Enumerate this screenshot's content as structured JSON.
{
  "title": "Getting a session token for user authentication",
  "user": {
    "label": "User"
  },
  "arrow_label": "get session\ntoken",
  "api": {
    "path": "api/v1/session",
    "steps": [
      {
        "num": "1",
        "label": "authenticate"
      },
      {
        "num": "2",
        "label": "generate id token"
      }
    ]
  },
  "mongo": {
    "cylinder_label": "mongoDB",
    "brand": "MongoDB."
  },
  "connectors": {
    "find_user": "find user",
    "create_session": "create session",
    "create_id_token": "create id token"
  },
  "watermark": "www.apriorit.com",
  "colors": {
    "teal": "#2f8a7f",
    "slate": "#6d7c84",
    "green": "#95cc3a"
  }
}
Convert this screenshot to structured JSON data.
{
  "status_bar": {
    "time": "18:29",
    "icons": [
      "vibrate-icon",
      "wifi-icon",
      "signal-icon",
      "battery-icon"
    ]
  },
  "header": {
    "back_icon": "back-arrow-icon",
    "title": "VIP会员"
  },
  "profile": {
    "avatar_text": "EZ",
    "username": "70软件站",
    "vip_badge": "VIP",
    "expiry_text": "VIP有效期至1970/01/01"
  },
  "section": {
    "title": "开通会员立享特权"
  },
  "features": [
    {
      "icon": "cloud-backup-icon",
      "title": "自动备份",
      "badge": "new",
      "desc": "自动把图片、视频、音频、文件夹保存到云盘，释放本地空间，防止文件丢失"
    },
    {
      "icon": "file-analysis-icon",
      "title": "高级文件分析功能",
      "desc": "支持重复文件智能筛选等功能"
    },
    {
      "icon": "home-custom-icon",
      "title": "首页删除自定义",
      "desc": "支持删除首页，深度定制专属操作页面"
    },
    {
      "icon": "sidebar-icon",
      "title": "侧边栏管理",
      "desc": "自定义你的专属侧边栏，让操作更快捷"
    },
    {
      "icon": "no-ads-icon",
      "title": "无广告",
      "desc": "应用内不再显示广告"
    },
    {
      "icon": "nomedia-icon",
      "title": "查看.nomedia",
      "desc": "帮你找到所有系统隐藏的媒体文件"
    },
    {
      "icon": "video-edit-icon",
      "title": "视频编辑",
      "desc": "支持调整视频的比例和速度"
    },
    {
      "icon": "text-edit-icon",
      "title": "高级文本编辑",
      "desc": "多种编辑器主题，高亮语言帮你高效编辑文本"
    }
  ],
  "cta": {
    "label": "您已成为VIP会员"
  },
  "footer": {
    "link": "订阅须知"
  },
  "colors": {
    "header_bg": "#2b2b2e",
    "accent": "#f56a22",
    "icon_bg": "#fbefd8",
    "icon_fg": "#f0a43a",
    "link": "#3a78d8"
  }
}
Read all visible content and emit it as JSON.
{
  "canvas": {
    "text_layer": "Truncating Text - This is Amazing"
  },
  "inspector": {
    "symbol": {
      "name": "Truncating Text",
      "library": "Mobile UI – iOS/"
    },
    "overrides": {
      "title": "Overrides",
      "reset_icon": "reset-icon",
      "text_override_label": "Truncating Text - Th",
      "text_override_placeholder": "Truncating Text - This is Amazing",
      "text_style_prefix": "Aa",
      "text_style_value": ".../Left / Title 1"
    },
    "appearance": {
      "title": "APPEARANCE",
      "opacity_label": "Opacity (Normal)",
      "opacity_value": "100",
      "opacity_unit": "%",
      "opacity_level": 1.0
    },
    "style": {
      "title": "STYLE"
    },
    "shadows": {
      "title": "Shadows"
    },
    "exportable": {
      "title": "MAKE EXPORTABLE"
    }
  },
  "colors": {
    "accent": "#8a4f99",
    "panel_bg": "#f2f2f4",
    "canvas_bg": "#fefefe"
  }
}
○ ○ ○ ○
** Written task **
Locate all lines in the listing above with the word "Amazing" and copy them.

** Correct answer **
    "text_layer": "Truncating Text - This is Amazing"
      "text_override_placeholder": "Truncating Text - This is Amazing",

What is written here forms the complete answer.